(Dataset rows)
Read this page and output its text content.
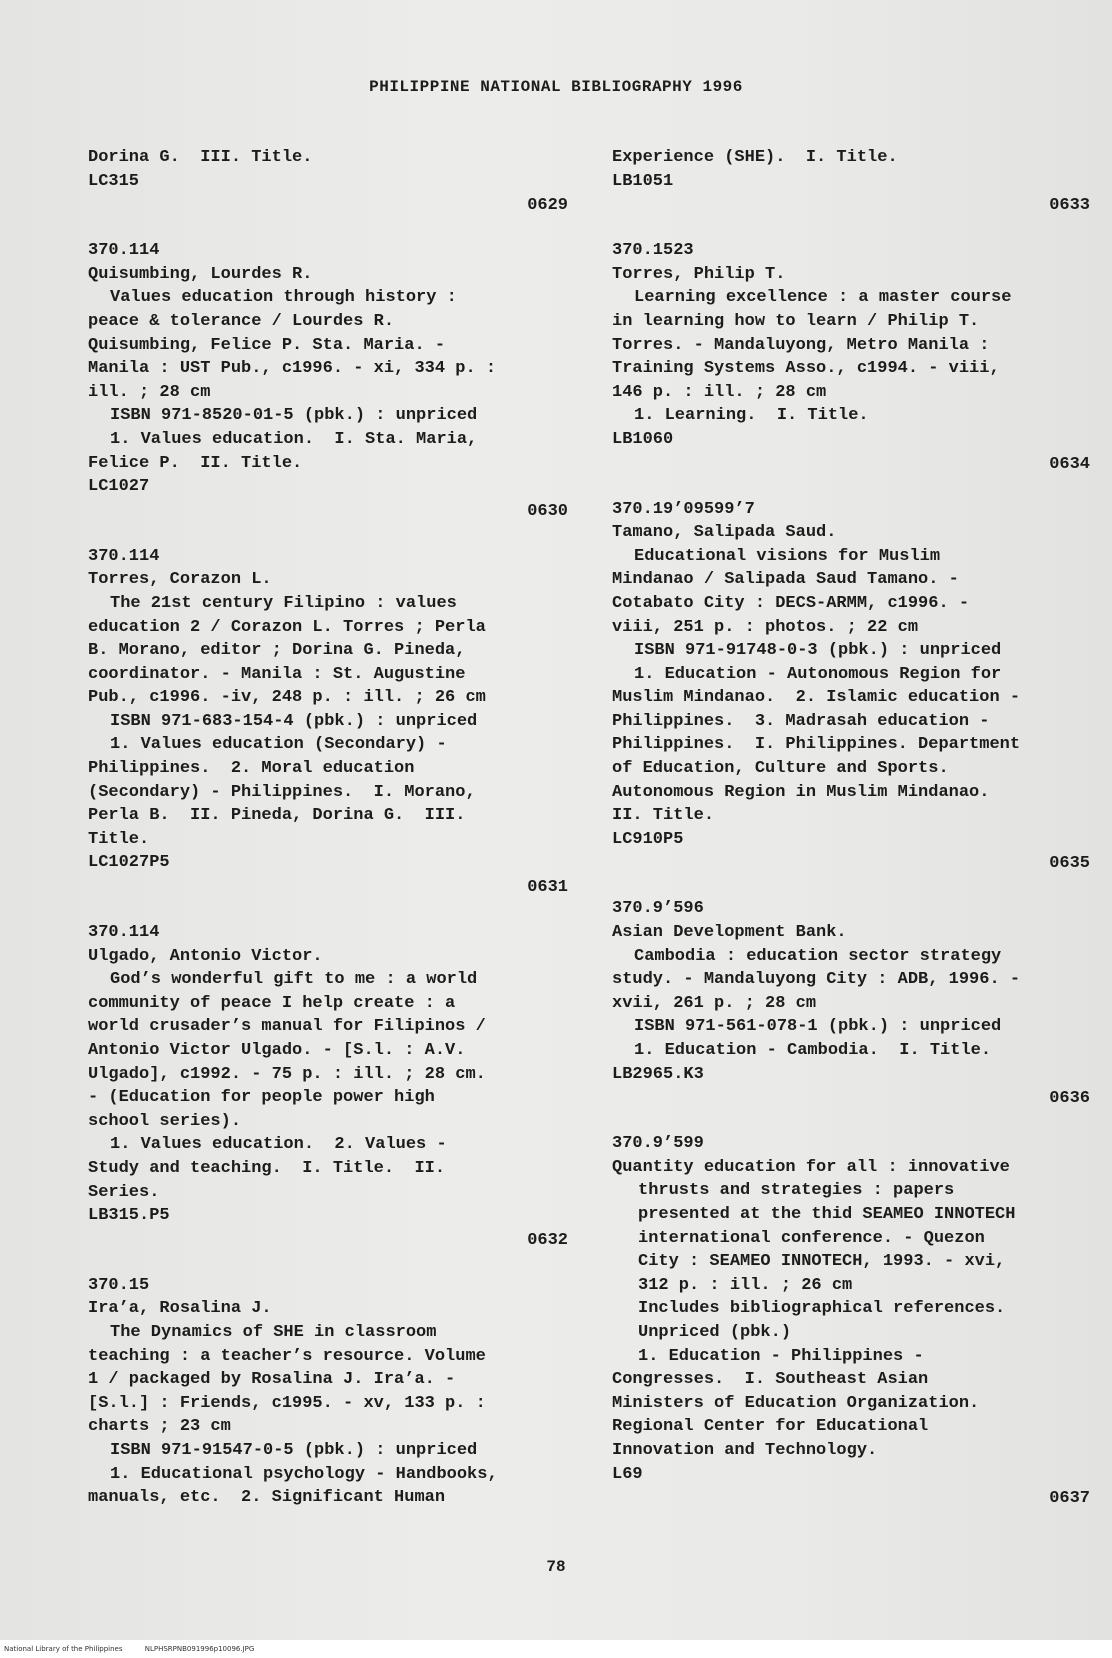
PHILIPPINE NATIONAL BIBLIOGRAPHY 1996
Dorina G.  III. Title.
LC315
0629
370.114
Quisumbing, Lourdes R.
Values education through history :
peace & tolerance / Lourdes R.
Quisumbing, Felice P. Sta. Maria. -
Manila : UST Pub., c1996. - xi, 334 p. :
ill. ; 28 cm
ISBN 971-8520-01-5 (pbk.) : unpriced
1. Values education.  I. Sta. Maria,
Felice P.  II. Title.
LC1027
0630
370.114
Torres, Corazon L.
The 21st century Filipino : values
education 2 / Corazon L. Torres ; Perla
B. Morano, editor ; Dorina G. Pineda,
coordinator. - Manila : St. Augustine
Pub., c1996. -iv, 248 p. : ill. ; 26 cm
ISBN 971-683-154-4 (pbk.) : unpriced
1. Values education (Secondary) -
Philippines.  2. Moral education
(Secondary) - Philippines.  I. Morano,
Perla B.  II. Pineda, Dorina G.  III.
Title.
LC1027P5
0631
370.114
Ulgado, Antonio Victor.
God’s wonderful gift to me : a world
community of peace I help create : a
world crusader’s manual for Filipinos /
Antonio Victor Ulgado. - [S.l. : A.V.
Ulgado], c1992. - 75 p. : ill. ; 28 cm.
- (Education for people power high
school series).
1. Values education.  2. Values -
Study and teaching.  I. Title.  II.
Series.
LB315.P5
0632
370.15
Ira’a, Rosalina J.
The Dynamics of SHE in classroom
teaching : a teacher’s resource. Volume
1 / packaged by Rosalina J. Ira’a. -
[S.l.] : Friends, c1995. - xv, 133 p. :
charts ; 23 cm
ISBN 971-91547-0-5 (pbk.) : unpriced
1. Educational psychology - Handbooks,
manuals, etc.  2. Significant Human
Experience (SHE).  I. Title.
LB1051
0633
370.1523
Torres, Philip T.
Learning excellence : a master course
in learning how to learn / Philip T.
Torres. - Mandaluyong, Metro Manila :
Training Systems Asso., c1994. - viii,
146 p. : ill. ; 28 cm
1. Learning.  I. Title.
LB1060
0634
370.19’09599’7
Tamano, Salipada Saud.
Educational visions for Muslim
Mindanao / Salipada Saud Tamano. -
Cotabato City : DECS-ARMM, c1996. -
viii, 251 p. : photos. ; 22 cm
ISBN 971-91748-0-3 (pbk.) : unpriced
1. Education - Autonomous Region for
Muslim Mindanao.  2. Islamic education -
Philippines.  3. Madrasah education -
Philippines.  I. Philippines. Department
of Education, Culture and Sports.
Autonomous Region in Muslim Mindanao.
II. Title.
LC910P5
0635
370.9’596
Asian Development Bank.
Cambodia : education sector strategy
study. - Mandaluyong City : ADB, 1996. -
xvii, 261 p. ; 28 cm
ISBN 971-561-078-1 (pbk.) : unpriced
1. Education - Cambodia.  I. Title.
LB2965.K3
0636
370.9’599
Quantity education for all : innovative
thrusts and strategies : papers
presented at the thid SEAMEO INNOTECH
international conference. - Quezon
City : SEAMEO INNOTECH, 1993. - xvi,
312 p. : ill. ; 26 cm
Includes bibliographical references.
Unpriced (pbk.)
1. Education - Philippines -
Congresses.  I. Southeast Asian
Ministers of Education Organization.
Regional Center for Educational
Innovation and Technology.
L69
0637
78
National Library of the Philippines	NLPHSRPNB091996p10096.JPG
* * *
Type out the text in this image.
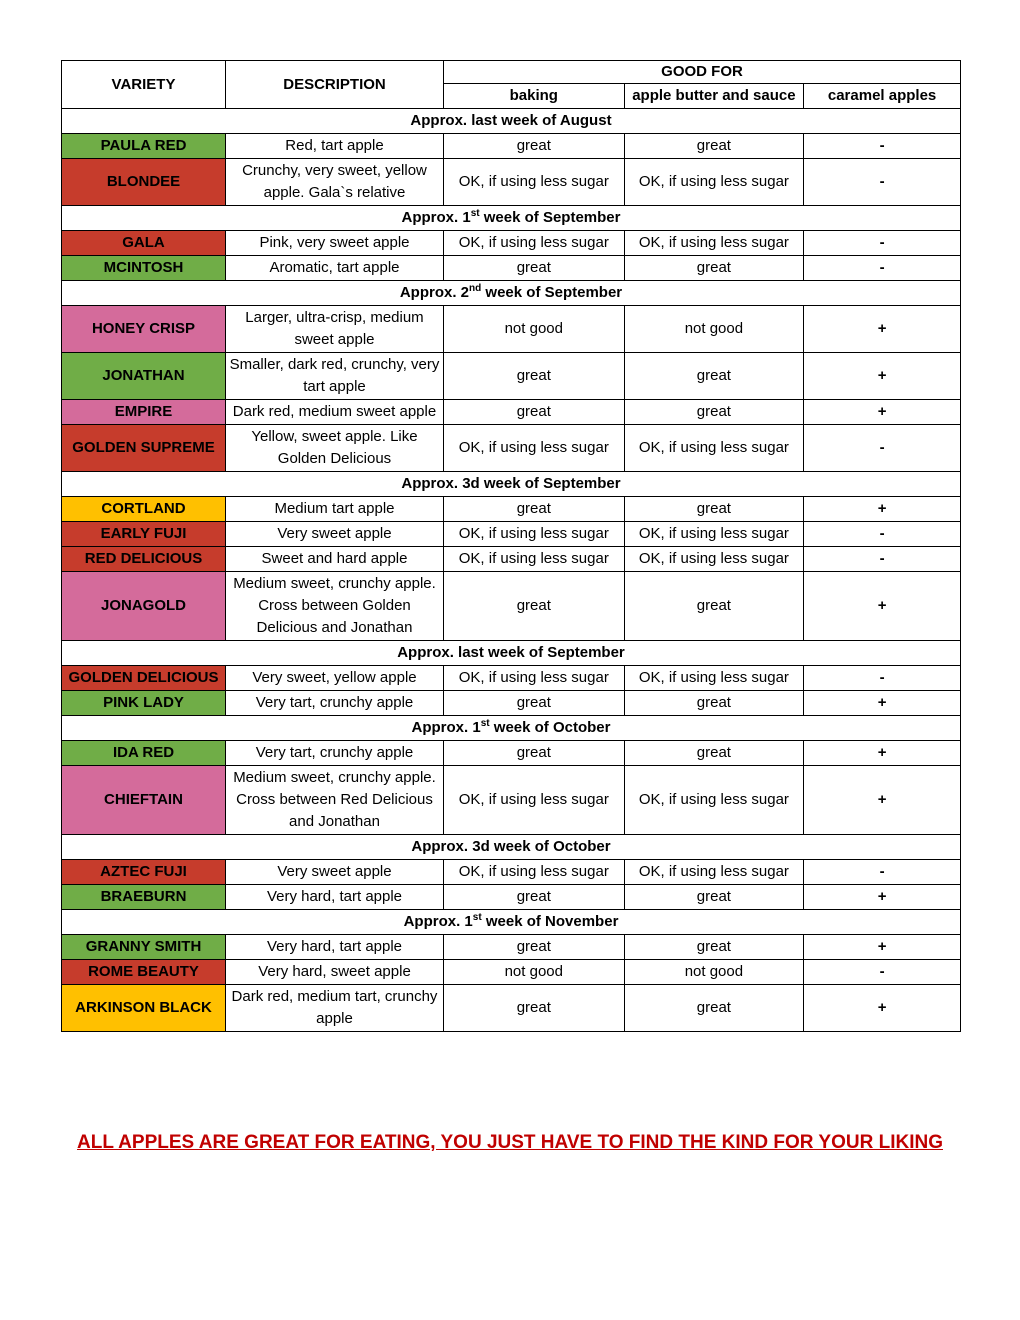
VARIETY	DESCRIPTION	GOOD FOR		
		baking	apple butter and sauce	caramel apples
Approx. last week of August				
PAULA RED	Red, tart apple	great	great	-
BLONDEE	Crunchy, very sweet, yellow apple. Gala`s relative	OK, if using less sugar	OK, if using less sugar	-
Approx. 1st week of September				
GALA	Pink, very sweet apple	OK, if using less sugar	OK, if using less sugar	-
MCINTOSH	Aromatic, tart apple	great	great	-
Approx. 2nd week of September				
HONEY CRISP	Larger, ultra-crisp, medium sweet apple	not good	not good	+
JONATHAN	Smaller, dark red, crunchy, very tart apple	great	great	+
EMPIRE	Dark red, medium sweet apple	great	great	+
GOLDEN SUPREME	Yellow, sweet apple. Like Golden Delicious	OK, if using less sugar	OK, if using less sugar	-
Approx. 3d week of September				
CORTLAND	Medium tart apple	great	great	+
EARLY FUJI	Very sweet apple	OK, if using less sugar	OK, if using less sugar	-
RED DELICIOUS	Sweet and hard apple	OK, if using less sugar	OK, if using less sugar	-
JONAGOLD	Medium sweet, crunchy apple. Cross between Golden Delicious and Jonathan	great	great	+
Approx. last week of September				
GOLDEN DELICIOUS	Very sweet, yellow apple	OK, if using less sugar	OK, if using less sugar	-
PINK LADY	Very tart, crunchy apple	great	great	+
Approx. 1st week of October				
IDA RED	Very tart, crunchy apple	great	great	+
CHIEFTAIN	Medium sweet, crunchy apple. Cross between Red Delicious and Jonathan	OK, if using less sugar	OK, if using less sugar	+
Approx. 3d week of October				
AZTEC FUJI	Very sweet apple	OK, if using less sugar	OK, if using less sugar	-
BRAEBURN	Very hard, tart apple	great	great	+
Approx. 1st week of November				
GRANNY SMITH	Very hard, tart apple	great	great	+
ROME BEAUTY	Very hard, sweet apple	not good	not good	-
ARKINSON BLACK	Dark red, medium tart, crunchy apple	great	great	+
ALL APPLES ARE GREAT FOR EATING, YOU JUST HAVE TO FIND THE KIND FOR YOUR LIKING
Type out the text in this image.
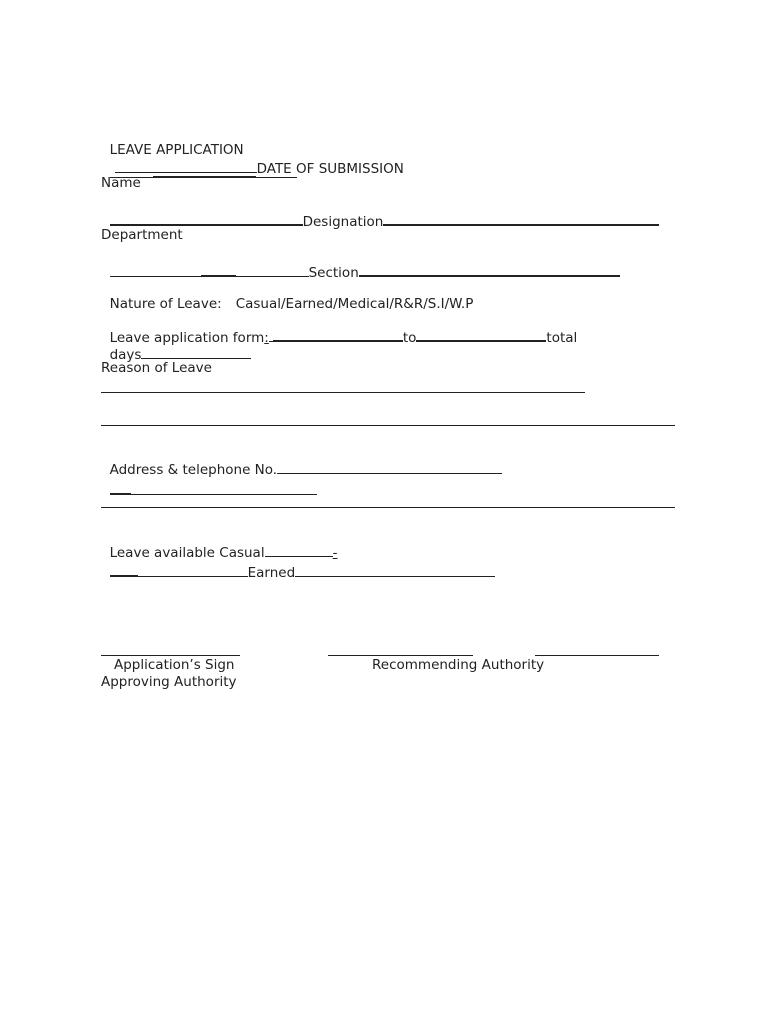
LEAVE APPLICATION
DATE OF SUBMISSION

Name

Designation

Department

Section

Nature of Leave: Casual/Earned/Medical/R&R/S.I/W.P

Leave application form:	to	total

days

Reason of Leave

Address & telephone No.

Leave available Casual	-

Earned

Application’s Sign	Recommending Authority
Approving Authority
* * *
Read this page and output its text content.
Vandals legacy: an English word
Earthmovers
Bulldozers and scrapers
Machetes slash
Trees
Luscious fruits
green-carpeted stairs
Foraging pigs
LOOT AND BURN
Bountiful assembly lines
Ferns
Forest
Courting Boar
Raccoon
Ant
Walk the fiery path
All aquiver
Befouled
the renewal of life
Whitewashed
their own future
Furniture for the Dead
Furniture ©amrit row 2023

» **Short problem**
Each line above that holds the string "viii" should be copied and shown.

» **Result of this task**
Training Systems Asso., c1994. - viii,
viii, 251 p. : photos. ; 22 cm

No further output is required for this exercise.